Entries from a dataset

(begin)

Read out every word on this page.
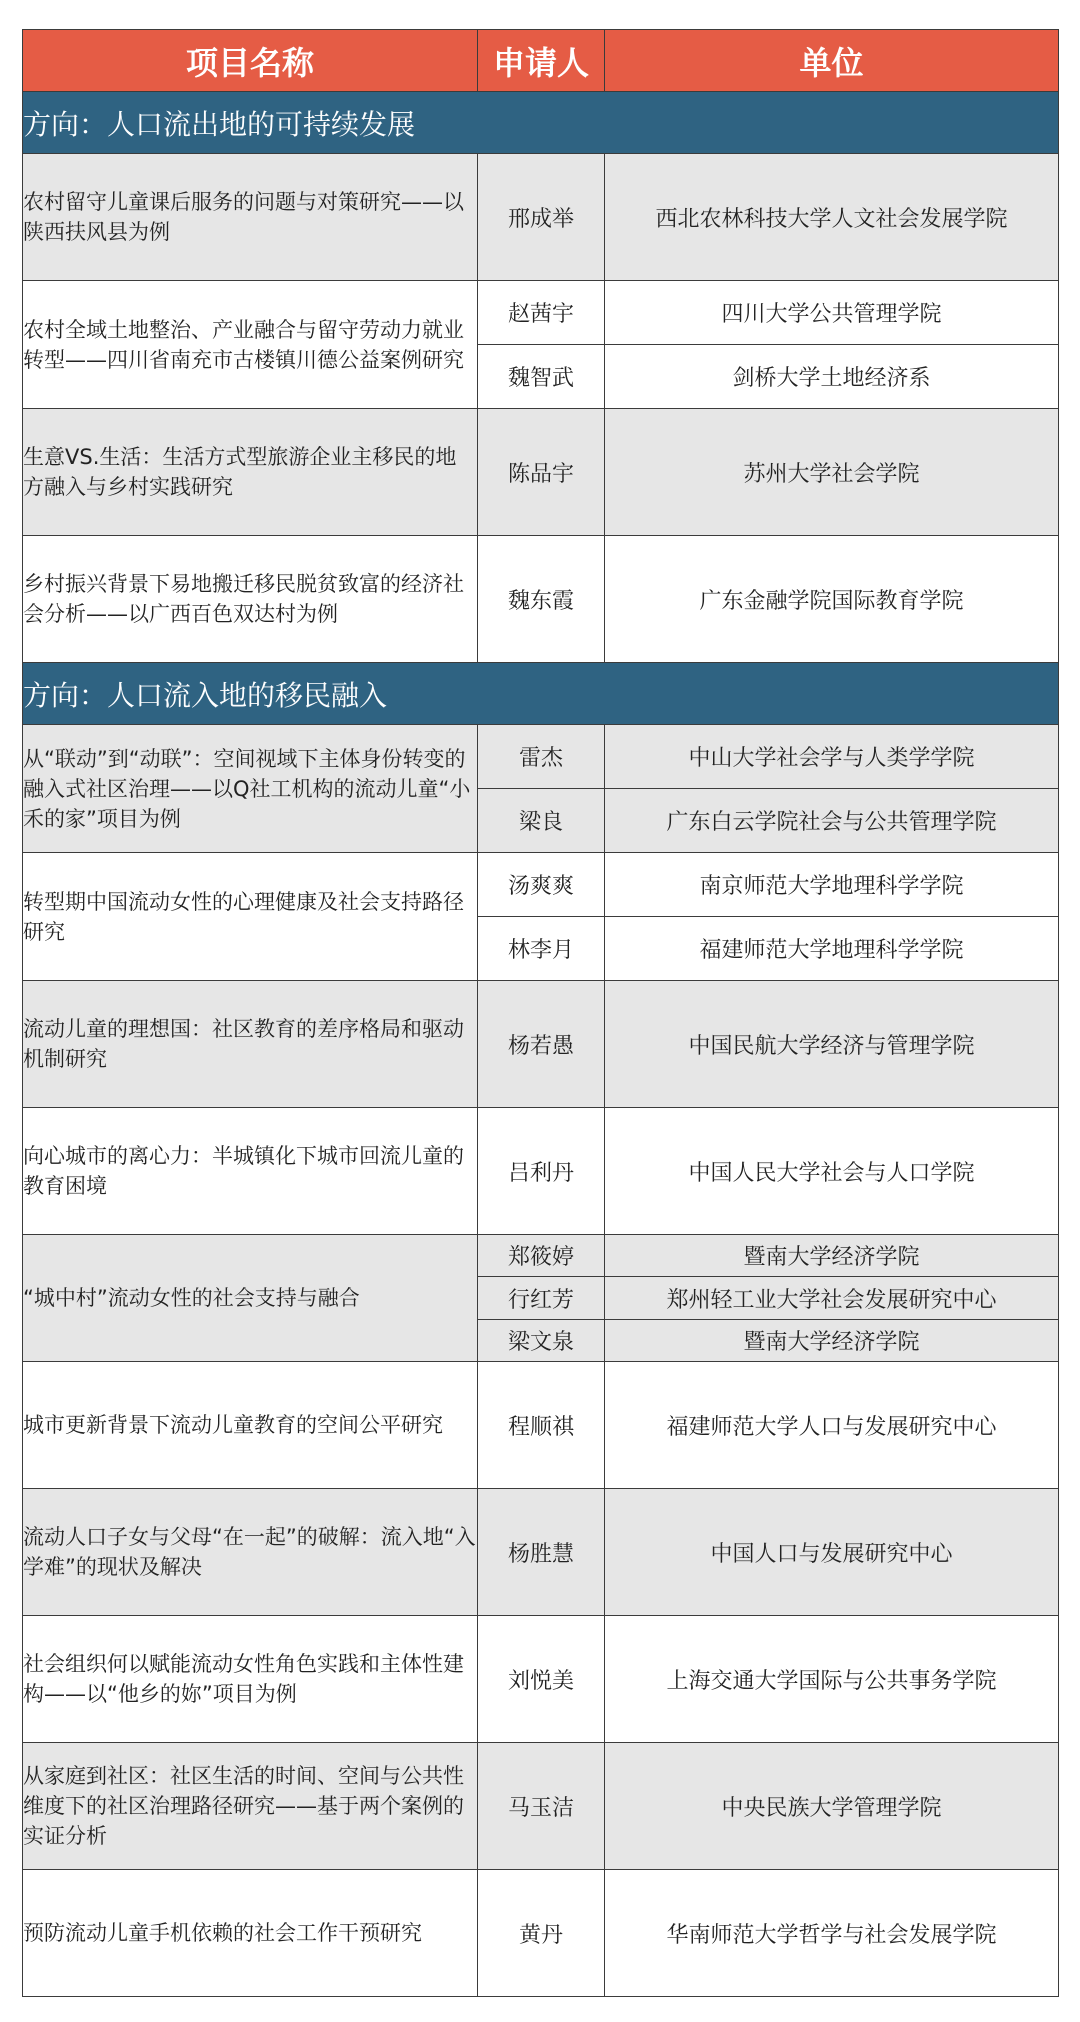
项目名称	申请人	单位
方向：人口流出地的可持续发展		
农村留守儿童课后服务的问题与对策研究——以陕西扶风县为例	邢成举	西北农林科技大学人文社会发展学院
农村全域土地整治、产业融合与留守劳动力就业转型——四川省南充市古楼镇川德公益案例研究	赵茜宇	四川大学公共管理学院
	魏智武	剑桥大学土地经济系
生意VS.生活：生活方式型旅游企业主移民的地方融入与乡村实践研究	陈品宇	苏州大学社会学院
乡村振兴背景下易地搬迁移民脱贫致富的经济社会分析——以广西百色双达村为例	魏东霞	广东金融学院国际教育学院
方向：人口流入地的移民融入		
从“联动”到“动联”：空间视域下主体身份转变的融入式社区治理——以Q社工机构的流动儿童“小禾的家”项目为例	雷杰	中山大学社会学与人类学学院
	梁良	广东白云学院社会与公共管理学院
转型期中国流动女性的心理健康及社会支持路径研究	汤爽爽	南京师范大学地理科学学院
	林李月	福建师范大学地理科学学院
流动儿童的理想国：社区教育的差序格局和驱动机制研究	杨若愚	中国民航大学经济与管理学院
向心城市的离心力：半城镇化下城市回流儿童的教育困境	吕利丹	中国人民大学社会与人口学院
“城中村”流动女性的社会支持与融合	郑筱婷	暨南大学经济学院
	行红芳	郑州轻工业大学社会发展研究中心
	梁文泉	暨南大学经济学院
城市更新背景下流动儿童教育的空间公平研究	程顺祺	福建师范大学人口与发展研究中心
流动人口子女与父母“在一起”的破解：流入地“入学难”的现状及解决	杨胜慧	中国人口与发展研究中心
社会组织何以赋能流动女性角色实践和主体性建构——以“他乡的妳”项目为例	刘悦美	上海交通大学国际与公共事务学院
从家庭到社区：社区生活的时间、空间与公共性维度下的社区治理路径研究——基于两个案例的实证分析	马玉洁	中央民族大学管理学院
预防流动儿童手机依赖的社会工作干预研究	黄丹	华南师范大学哲学与社会发展学院
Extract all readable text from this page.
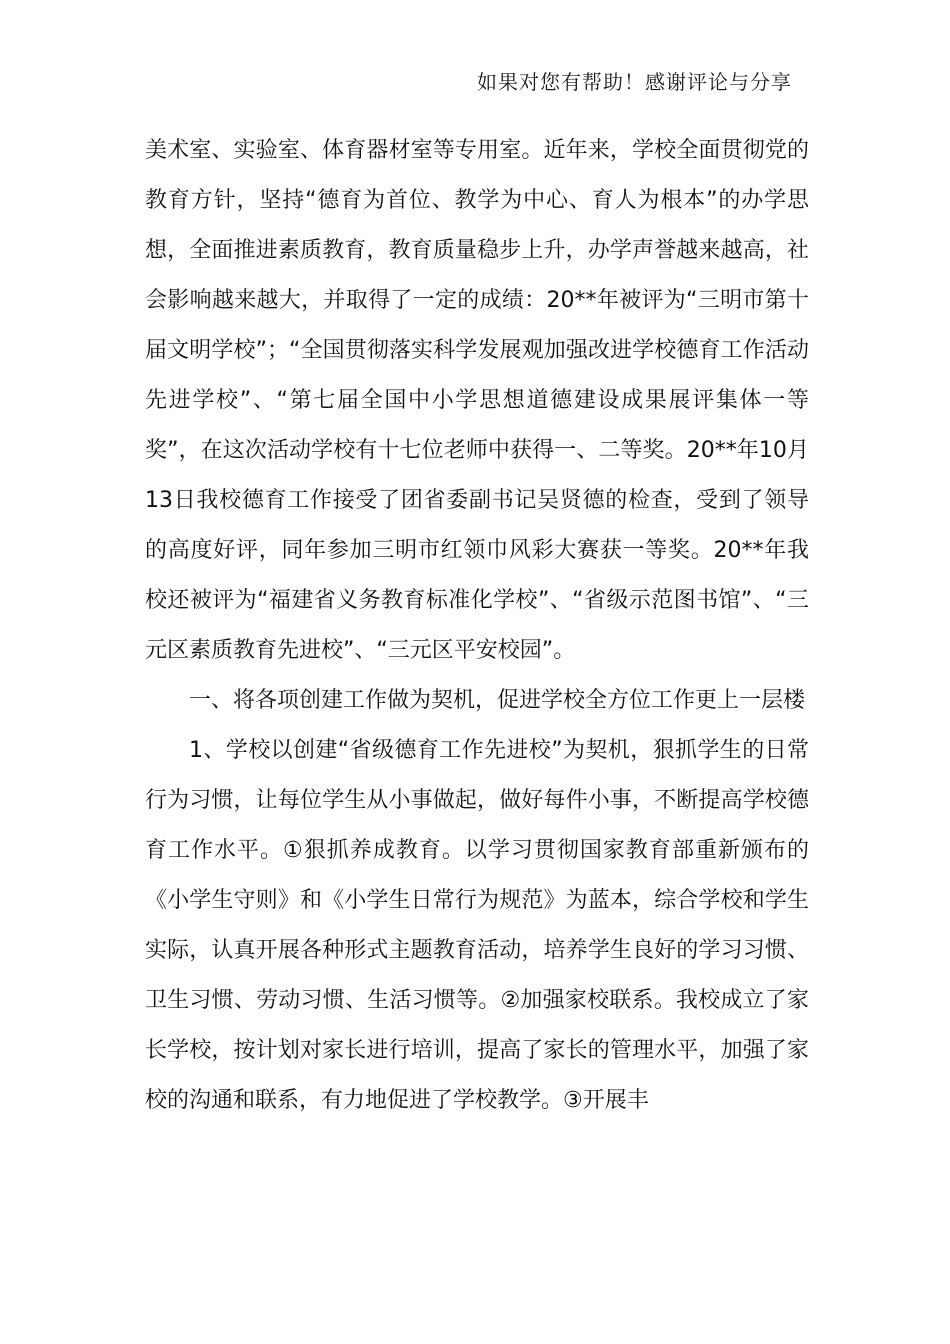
如果对您有帮助！感谢评论与分享

美术室、实验室、体育器材室等专用室。近年来，学校全面贯彻党的教育方针，坚持“德育为首位、教学为中心、育人为根本”的办学思想，全面推进素质教育，教育质量稳步上升，办学声誉越来越高，社会影响越来越大，并取得了一定的成绩：20**年被评为“三明市第十届文明学校”；“全国贯彻落实科学发展观加强改进学校德育工作活动先进学校”、“第七届全国中小学思想道德建设成果展评集体一等奖”，在这次活动学校有十七位老师中获得一、二等奖。20**年10月13日我校德育工作接受了团省委副书记吴贤德的检查，受到了领导的高度好评，同年参加三明市红领巾风彩大赛获一等奖。20**年我校还被评为“福建省义务教育标准化学校”、“省级示范图书馆”、“三元区素质教育先进校”、“三元区平安校园”。

一、将各项创建工作做为契机，促进学校全方位工作更上一层楼

1、学校以创建“省级德育工作先进校”为契机，狠抓学生的日常行为习惯，让每位学生从小事做起，做好每件小事，不断提高学校德育工作水平。①狠抓养成教育。以学习贯彻国家教育部重新颁布的《小学生守则》和《小学生日常行为规范》为蓝本，综合学校和学生实际，认真开展各种形式主题教育活动，培养学生良好的学习习惯、卫生习惯、劳动习惯、生活习惯等。②加强家校联系。我校成立了家长学校，按计划对家长进行培训，提高了家长的管理水平，加强了家校的沟通和联系，有力地促进了学校教学。③开展丰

(end)

Across the data, tally the lines containing "项目为例" and give back the number alone.

**Written solution:**
2